BRIEF: Whenever a line contains the string "from", copy it out of the entries.

[Dataset excerpt]
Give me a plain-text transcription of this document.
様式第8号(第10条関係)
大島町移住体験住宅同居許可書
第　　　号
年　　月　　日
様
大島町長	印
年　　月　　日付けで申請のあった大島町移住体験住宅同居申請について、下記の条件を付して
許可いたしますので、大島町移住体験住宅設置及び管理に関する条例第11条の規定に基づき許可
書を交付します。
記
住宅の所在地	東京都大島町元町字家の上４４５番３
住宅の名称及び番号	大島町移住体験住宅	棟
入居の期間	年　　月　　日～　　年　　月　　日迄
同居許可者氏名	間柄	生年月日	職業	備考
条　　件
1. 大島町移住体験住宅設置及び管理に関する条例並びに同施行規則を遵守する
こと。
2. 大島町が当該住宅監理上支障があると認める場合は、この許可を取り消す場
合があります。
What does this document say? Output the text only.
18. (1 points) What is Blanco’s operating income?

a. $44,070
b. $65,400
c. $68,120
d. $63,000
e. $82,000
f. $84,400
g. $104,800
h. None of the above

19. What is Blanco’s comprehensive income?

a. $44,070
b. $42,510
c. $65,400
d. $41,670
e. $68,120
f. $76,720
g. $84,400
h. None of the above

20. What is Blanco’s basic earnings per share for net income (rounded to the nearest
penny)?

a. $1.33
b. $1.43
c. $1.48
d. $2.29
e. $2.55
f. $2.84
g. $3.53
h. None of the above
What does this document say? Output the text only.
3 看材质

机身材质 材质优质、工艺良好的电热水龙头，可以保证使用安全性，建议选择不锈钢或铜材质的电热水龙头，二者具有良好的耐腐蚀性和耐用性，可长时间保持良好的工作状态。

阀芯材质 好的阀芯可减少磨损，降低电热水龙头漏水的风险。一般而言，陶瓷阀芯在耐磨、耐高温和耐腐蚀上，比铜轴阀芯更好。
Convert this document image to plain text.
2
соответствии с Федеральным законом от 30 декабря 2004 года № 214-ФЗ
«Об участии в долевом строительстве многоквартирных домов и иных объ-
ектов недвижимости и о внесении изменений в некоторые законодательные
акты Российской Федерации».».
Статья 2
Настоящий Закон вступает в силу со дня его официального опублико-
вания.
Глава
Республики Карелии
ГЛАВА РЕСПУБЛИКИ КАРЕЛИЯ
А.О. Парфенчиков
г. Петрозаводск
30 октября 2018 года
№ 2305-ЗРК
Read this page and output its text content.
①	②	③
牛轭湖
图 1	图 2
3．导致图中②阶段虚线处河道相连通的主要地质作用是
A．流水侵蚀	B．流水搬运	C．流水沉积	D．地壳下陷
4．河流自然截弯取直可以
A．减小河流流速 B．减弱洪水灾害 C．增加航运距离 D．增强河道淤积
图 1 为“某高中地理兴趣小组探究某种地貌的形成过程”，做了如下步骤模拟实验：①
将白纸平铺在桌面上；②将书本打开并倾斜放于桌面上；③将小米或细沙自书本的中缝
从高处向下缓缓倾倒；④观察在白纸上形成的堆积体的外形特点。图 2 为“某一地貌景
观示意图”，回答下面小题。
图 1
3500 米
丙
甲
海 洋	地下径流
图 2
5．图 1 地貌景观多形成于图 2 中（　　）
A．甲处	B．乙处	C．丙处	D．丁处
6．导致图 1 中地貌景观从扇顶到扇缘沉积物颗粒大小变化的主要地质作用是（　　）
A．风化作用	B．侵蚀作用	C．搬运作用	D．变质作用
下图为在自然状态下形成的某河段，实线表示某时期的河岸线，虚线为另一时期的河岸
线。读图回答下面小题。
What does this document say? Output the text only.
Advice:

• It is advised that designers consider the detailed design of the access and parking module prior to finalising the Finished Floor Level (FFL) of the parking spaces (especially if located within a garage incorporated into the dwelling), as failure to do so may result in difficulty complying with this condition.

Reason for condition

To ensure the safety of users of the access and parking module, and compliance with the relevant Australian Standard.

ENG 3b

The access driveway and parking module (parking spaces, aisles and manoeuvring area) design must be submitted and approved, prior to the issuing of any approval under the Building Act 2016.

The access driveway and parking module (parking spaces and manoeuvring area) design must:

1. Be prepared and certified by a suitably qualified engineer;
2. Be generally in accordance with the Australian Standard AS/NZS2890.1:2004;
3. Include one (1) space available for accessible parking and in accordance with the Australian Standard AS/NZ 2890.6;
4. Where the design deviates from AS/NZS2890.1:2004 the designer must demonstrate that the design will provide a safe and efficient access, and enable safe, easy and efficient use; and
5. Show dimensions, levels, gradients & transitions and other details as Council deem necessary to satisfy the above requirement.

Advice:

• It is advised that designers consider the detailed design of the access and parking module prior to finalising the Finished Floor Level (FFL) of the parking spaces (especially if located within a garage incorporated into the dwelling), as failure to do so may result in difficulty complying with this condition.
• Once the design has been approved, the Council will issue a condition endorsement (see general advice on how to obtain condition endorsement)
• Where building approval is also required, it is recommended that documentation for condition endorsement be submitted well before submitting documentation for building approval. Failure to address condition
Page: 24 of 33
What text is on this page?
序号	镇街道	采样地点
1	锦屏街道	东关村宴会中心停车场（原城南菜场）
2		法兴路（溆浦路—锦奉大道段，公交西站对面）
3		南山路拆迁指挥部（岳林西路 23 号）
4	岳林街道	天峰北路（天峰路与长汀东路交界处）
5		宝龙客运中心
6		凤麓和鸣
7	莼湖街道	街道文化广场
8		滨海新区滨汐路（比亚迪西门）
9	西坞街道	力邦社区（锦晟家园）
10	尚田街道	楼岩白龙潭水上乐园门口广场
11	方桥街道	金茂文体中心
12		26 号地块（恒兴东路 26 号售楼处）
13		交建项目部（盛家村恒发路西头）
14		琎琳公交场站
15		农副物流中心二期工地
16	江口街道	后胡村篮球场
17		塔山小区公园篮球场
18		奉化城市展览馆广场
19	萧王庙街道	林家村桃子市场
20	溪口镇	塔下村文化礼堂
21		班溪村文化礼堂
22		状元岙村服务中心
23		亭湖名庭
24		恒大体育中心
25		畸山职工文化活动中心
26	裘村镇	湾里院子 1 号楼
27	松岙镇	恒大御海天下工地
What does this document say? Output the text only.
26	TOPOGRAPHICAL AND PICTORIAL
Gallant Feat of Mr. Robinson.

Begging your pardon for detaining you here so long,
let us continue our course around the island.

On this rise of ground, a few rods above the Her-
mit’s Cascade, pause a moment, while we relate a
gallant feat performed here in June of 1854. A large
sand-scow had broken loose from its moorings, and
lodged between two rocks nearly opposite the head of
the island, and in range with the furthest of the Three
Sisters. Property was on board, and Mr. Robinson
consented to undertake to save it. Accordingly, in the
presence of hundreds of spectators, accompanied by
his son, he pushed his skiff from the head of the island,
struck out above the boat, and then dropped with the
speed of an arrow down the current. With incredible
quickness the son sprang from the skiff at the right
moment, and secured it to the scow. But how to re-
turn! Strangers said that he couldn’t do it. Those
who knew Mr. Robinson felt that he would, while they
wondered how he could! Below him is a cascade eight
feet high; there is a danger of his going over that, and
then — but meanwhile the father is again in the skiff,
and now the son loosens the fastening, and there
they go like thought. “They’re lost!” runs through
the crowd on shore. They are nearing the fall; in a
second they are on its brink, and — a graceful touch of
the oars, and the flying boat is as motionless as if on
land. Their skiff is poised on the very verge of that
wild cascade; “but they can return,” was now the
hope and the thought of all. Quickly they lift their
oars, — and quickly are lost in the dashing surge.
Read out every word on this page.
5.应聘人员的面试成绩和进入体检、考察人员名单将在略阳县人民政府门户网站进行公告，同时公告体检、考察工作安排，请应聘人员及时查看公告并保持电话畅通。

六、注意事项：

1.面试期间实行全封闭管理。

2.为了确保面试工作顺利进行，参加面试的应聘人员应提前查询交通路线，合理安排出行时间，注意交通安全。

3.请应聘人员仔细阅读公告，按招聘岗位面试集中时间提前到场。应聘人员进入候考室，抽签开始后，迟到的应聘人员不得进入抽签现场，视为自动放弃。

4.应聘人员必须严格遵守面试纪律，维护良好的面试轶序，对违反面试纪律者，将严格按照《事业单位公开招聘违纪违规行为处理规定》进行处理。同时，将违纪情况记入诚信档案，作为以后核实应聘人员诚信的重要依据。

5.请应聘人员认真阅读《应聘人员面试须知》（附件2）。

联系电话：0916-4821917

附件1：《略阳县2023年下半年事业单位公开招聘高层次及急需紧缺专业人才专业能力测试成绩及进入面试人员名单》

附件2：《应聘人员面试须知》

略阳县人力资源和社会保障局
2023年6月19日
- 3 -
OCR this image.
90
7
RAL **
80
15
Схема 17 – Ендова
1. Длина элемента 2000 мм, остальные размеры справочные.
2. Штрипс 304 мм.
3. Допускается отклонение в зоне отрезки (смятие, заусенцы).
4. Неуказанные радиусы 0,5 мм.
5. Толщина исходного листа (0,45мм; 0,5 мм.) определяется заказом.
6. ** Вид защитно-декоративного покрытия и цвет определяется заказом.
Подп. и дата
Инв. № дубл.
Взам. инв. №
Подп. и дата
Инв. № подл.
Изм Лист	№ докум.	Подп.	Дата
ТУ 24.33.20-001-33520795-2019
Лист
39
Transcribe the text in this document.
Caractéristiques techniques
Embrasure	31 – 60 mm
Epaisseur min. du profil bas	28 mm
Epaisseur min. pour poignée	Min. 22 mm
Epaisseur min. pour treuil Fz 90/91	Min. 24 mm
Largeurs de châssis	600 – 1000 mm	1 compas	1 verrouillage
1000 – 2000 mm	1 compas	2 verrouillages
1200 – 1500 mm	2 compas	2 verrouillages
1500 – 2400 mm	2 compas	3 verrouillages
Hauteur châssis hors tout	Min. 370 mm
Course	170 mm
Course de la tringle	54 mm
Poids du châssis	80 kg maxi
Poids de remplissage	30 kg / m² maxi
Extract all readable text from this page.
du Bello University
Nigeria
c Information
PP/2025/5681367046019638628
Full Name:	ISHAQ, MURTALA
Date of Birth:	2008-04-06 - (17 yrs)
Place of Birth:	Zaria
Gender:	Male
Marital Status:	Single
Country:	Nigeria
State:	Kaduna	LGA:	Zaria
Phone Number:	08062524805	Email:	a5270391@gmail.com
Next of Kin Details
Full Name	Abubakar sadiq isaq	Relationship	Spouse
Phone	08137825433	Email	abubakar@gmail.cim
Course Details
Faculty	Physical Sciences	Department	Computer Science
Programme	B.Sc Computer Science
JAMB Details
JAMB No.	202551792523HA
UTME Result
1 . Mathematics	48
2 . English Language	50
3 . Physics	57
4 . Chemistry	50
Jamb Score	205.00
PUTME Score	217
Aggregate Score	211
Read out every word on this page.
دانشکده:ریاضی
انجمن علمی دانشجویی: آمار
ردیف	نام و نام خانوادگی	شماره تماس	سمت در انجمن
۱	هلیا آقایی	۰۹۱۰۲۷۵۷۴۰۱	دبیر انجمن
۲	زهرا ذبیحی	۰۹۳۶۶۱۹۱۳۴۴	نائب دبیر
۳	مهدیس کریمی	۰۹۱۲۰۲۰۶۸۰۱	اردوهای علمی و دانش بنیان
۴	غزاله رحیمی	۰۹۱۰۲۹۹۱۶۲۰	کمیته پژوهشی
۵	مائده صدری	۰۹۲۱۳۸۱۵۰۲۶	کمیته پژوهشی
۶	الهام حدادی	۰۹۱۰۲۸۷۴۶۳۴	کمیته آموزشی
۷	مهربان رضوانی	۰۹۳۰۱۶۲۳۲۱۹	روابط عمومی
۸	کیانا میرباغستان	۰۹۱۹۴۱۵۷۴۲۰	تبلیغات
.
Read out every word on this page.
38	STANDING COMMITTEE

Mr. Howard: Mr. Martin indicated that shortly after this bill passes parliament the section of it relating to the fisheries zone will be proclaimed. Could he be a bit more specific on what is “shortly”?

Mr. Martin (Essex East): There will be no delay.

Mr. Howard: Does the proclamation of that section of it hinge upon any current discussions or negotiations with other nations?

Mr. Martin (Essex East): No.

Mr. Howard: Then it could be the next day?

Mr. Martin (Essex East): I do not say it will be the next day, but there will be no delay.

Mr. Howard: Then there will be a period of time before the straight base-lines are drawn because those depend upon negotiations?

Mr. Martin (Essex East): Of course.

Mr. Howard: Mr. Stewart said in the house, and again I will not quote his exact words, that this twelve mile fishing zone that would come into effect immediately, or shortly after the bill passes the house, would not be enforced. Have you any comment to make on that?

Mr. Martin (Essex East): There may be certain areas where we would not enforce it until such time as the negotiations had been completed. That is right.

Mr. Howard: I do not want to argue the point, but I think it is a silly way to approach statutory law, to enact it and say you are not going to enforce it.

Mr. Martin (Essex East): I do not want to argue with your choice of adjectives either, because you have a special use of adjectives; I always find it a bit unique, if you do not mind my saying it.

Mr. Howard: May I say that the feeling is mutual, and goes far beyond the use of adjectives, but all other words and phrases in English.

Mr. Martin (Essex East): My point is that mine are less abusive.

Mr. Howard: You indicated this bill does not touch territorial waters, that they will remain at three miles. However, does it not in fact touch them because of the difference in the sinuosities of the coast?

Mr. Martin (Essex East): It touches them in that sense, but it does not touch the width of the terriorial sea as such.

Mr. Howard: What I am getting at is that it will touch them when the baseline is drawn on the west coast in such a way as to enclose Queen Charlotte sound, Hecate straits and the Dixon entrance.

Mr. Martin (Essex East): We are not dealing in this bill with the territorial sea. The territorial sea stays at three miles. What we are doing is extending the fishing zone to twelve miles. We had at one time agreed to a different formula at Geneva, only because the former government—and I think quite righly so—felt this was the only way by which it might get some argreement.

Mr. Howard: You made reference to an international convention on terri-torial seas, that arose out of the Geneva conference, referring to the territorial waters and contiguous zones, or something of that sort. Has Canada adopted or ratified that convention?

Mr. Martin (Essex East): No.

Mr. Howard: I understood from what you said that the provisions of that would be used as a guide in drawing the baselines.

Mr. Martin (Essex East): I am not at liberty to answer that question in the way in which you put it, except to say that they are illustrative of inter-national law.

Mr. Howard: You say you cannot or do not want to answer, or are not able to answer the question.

CORRECT RESPONSE:
4. Where the design deviates from AS/NZS2890.1:2004 the designer must demonstrate that the design will provide a safe and efficient access, and enable safe, easy and efficient use; and
sand-scow had broken loose from its moorings, and
his son, he pushed his skiff from the head of the island,
quickness the son sprang from the skiff at the right
Extract all readable text from this page.
Mr. Howard: I understood from what you said that the provisions of that would be used as a guide in drawing the baselines.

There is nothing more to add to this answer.